Written exercise> Restate the entries word for word, omitting nothing.

══ Extracted records ══

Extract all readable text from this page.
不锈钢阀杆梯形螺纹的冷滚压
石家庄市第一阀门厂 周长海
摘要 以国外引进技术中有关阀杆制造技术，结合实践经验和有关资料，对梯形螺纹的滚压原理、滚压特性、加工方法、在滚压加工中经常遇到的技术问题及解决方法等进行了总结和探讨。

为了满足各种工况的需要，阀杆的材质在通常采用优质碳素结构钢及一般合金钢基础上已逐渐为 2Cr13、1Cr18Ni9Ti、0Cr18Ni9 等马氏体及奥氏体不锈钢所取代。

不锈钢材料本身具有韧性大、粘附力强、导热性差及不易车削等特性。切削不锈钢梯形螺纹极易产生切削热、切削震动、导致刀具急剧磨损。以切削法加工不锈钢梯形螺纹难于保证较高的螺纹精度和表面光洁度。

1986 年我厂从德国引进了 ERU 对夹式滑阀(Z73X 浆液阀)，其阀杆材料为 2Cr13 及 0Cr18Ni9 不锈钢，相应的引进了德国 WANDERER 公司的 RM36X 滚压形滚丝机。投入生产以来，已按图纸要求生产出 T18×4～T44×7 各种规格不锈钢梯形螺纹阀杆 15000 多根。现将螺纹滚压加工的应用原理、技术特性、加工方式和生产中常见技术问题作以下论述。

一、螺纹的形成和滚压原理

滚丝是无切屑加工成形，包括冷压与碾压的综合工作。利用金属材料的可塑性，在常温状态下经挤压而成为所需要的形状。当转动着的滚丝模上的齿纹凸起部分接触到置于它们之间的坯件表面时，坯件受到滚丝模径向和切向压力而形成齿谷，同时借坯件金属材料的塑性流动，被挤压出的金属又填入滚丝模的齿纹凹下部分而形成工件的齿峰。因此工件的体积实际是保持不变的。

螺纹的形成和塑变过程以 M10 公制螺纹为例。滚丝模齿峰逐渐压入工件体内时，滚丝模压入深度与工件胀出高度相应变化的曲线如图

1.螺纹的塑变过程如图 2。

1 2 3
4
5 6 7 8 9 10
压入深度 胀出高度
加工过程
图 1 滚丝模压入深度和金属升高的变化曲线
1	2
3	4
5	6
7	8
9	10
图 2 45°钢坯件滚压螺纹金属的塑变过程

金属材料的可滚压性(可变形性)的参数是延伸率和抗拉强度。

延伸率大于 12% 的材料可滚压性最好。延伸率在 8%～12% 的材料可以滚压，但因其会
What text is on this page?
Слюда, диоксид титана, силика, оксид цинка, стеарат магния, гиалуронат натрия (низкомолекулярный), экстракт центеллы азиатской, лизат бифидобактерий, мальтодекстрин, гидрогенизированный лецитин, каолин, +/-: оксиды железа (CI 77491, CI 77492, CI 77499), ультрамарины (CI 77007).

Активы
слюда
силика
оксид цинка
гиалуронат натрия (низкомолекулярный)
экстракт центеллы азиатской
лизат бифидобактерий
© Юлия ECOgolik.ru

═══

Result for this task>
Extract all readable text from this page.
不锈钢阀杆梯形螺纹的冷滚压
石家庄市第一阀门厂 周长海
摘要 以国外引进技术中有关阀杆制造技术，结合实践经验和有关资料，对梯形螺纹的滚压原理、滚压特性、加工方法、在滚压加工中经常遇到的技术问题及解决方法等进行了总结和探讨。

为了满足各种工况的需要，阀杆的材质在通常采用优质碳素结构钢及一般合金钢基础上已逐渐为 2Cr13、1Cr18Ni9Ti、0Cr18Ni9 等马氏体及奥氏体不锈钢所取代。

不锈钢材料本身具有韧性大、粘附力强、导热性差及不易车削等特性。切削不锈钢梯形螺纹极易产生切削热、切削震动、导致刀具急剧磨损。以切削法加工不锈钢梯形螺纹难于保证较高的螺纹精度和表面光洁度。

1986 年我厂从德国引进了 ERU 对夹式滑阀(Z73X 浆液阀)，其阀杆材料为 2Cr13 及 0Cr18Ni9 不锈钢，相应的引进了德国 WANDERER 公司的 RM36X 滚压形滚丝机。投入生产以来，已按图纸要求生产出 T18×4～T44×7 各种规格不锈钢梯形螺纹阀杆 15000 多根。现将螺纹滚压加工的应用原理、技术特性、加工方式和生产中常见技术问题作以下论述。

一、螺纹的形成和滚压原理

滚丝是无切屑加工成形，包括冷压与碾压的综合工作。利用金属材料的可塑性，在常温状态下经挤压而成为所需要的形状。当转动着的滚丝模上的齿纹凸起部分接触到置于它们之间的坯件表面时，坯件受到滚丝模径向和切向压力而形成齿谷，同时借坯件金属材料的塑性流动，被挤压出的金属又填入滚丝模的齿纹凹下部分而形成工件的齿峰。因此工件的体积实际是保持不变的。

螺纹的形成和塑变过程以 M10 公制螺纹为例。滚丝模齿峰逐渐压入工件体内时，滚丝模压入深度与工件胀出高度相应变化的曲线如图

1.螺纹的塑变过程如图 2。

1 2 3
4
5 6 7 8 9 10
压入深度 胀出高度
加工过程
图 1 滚丝模压入深度和金属升高的变化曲线
1	2
3	4
5	6
7	8
9	10
图 2 45°钢坯件滚压螺纹金属的塑变过程

金属材料的可滚压性(可变形性)的参数是延伸率和抗拉强度。

延伸率大于 12% 的材料可滚压性最好。延伸率在 8%～12% 的材料可以滚压，但因其会
What text is on this page?
Слюда, диоксид титана, силика, оксид цинка, стеарат магния, гиалуронат натрия (низкомолекулярный), экстракт центеллы азиатской, лизат бифидобактерий, мальтодекстрин, гидрогенизированный лецитин, каолин, +/-: оксиды железа (CI 77491, CI 77492, CI 77499), ультрамарины (CI 77007).

Активы
слюда
силика
оксид цинка
гиалуронат натрия (низкомолекулярный)
экстракт центеллы азиатской
лизат бифидобактерий
© Юлия ECOgolik.ru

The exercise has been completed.